▶ [Objective]
Copy out each line that has "JSON" in it.

Items from a dataset
________

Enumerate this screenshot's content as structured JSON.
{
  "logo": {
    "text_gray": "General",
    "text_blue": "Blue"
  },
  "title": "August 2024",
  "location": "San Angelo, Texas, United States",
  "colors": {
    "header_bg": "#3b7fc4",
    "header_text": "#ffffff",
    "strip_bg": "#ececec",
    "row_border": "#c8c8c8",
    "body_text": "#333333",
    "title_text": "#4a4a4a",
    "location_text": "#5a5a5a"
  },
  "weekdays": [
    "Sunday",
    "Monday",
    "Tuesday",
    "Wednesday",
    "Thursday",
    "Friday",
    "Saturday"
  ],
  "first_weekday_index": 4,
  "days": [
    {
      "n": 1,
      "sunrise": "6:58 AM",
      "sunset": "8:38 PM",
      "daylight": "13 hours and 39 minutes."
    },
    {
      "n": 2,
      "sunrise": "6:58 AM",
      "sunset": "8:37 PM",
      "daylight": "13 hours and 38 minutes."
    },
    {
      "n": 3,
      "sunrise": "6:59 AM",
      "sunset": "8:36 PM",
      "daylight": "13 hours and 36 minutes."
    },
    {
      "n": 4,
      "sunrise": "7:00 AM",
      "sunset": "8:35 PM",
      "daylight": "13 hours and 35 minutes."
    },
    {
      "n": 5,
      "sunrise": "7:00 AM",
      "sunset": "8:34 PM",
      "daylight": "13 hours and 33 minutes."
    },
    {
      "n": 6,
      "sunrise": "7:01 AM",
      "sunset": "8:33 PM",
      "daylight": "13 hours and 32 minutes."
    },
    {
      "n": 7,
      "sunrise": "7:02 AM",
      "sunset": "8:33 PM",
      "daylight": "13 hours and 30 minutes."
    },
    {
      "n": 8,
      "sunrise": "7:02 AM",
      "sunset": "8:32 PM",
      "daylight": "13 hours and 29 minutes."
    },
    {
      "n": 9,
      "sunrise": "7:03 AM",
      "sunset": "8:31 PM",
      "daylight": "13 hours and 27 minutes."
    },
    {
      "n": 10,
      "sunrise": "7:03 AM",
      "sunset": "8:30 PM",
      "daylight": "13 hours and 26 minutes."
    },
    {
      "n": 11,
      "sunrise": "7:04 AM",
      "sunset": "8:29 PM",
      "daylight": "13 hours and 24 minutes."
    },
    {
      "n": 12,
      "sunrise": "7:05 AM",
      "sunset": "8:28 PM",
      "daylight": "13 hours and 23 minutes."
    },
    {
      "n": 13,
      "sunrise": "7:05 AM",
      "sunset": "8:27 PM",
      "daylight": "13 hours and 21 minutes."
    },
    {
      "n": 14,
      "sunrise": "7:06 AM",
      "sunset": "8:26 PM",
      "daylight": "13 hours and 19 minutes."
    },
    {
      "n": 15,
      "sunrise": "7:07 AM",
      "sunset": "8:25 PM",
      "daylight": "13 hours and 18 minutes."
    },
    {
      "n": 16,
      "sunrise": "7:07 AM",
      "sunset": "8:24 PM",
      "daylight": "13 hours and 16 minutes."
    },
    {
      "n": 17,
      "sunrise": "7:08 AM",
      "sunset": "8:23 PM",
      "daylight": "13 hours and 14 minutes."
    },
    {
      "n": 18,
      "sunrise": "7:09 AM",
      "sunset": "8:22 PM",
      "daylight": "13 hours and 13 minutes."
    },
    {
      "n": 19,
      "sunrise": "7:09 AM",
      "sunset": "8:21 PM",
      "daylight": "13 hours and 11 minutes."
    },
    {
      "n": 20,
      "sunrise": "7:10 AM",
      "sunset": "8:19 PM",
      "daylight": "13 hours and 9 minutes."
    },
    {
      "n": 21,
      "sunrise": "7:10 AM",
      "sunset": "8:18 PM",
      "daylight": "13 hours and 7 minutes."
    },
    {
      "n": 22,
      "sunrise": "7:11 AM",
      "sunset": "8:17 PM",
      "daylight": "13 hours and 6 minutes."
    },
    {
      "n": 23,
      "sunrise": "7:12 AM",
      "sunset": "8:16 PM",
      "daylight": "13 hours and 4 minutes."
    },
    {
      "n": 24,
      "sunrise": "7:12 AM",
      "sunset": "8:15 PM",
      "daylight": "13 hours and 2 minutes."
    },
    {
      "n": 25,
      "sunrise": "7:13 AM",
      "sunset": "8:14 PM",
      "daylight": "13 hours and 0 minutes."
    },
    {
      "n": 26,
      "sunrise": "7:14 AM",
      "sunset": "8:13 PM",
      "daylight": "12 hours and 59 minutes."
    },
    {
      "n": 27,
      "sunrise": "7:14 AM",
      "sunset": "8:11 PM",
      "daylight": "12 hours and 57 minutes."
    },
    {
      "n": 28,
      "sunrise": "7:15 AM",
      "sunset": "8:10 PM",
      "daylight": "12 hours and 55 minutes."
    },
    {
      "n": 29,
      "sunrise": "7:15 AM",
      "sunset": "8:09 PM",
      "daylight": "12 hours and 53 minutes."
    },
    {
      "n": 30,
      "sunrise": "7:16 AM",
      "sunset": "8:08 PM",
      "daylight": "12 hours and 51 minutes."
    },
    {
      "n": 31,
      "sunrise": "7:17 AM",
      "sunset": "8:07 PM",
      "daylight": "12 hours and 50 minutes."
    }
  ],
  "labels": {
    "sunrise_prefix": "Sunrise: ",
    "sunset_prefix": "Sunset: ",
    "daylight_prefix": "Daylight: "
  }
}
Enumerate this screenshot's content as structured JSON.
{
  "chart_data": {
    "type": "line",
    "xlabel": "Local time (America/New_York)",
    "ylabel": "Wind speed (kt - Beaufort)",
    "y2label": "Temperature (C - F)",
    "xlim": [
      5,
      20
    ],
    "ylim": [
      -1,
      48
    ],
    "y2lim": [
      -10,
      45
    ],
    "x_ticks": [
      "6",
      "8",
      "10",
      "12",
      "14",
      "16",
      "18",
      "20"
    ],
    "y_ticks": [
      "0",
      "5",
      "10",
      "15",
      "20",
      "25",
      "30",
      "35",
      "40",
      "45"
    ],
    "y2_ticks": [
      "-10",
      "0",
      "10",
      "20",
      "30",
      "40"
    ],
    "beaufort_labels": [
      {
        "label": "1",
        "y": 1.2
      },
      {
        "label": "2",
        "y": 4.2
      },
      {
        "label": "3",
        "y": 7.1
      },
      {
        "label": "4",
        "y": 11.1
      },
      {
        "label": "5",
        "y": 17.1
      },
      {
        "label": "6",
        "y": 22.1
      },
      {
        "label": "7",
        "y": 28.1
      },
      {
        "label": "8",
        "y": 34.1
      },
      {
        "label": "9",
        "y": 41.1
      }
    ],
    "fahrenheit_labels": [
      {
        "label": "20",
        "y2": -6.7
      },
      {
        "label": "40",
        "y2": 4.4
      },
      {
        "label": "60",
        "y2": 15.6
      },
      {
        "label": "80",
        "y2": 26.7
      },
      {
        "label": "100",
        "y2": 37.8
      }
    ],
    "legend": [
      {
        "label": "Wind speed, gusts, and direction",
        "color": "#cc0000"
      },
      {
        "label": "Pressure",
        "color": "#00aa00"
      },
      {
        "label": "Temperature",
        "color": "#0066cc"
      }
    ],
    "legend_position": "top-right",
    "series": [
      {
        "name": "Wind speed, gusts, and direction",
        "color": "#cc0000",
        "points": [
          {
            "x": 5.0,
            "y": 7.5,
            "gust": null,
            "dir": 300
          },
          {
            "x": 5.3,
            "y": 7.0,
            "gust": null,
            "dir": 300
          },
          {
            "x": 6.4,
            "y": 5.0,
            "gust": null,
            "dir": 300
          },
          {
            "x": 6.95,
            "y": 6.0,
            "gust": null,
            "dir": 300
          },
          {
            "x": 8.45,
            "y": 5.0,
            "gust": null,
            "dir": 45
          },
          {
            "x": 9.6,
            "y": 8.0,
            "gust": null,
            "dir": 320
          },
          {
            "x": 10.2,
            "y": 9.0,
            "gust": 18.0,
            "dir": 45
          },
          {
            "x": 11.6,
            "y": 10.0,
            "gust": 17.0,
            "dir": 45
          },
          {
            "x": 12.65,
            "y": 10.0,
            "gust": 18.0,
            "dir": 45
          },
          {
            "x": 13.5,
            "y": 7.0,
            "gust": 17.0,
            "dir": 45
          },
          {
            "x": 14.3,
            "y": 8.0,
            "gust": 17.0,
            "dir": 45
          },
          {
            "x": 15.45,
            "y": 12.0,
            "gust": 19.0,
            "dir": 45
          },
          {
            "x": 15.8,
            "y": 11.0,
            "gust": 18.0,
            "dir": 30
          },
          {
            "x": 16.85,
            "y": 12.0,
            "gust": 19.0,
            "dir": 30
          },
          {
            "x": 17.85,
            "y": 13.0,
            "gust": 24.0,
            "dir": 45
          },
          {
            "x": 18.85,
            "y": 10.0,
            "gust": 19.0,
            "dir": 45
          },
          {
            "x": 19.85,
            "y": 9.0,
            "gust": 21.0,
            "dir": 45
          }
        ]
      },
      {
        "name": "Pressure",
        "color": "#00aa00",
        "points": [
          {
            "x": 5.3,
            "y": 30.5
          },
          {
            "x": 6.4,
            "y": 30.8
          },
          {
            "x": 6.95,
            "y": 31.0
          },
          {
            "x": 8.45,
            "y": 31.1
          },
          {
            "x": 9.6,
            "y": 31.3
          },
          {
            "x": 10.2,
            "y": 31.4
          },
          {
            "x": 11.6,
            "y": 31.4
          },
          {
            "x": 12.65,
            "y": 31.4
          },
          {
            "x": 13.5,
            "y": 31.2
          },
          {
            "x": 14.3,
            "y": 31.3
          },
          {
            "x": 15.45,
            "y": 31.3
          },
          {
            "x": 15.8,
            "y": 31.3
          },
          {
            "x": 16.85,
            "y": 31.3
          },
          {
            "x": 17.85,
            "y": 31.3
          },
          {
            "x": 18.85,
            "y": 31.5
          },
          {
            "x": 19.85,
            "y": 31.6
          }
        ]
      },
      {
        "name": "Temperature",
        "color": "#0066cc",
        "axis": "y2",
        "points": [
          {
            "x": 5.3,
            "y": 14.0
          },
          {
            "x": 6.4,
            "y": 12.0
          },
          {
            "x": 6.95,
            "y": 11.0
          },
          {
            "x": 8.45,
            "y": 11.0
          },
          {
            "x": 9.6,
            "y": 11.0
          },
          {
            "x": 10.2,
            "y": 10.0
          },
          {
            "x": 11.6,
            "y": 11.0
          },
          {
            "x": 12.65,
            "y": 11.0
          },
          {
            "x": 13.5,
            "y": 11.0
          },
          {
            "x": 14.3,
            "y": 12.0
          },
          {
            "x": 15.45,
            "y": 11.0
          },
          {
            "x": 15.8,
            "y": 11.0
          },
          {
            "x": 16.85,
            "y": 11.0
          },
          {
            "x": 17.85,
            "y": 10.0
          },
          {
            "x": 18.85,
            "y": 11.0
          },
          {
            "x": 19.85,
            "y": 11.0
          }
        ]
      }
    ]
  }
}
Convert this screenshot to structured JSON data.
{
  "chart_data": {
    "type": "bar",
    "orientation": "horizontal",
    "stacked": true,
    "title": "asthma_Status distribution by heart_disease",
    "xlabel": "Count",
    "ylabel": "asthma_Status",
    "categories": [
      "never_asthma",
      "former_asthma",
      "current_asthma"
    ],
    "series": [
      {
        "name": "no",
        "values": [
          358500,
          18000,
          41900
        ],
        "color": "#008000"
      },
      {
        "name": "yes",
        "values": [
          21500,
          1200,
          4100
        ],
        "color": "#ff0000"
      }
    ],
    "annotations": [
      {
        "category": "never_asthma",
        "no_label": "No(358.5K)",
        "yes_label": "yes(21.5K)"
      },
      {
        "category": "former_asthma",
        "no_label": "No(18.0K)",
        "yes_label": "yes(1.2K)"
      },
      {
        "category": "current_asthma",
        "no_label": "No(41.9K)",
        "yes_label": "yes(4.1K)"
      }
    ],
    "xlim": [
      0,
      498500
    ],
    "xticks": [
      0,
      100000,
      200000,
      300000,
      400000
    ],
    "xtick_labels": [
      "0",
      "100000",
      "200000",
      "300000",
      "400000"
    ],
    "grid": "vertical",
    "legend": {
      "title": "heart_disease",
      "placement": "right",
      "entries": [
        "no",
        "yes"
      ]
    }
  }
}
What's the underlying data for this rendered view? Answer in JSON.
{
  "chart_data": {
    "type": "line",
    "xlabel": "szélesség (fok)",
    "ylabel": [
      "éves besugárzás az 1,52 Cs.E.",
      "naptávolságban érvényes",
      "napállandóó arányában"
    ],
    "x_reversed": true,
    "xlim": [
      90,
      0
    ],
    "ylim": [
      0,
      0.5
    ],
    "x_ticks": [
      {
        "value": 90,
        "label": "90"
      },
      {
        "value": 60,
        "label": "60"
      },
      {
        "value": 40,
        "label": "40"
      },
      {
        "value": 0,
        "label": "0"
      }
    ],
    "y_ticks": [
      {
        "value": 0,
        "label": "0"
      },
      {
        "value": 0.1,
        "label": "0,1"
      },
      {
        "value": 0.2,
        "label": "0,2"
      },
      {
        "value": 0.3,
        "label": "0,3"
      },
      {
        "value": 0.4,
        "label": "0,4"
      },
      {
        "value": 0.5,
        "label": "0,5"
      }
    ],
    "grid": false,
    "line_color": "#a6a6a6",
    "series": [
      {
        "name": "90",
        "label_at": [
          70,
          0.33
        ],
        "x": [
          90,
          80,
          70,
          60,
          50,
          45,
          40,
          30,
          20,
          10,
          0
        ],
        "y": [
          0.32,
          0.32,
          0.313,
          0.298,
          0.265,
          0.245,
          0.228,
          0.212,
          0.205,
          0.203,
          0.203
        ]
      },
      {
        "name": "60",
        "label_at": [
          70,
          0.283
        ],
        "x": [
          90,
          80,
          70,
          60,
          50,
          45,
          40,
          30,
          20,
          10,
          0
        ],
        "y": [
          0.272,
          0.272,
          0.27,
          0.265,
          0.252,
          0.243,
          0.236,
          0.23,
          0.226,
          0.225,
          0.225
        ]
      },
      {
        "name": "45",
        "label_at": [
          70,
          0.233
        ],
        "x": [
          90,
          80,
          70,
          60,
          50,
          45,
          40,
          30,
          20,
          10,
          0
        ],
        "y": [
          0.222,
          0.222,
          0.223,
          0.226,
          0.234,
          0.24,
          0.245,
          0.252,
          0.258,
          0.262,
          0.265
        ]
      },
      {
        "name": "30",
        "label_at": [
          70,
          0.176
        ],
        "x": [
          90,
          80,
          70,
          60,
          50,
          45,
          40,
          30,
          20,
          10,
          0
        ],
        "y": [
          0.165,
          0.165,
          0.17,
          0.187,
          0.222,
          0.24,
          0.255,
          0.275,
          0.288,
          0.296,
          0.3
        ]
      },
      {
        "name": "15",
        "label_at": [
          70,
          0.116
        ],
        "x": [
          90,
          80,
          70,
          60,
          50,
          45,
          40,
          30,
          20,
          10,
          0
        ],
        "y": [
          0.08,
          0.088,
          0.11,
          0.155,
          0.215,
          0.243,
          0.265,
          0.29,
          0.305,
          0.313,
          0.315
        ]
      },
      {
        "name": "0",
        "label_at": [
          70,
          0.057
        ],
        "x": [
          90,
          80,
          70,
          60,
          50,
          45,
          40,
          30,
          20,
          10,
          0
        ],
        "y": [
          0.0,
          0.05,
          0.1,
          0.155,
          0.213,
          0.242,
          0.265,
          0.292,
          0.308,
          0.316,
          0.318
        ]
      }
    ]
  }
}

________

▶ [Worked answer]
Enumerate this screenshot's content as structured JSON.
Enumerate this screenshot's content as structured JSON.
Convert this screenshot to structured JSON data.
What's the underlying data for this rendered view? Answer in JSON.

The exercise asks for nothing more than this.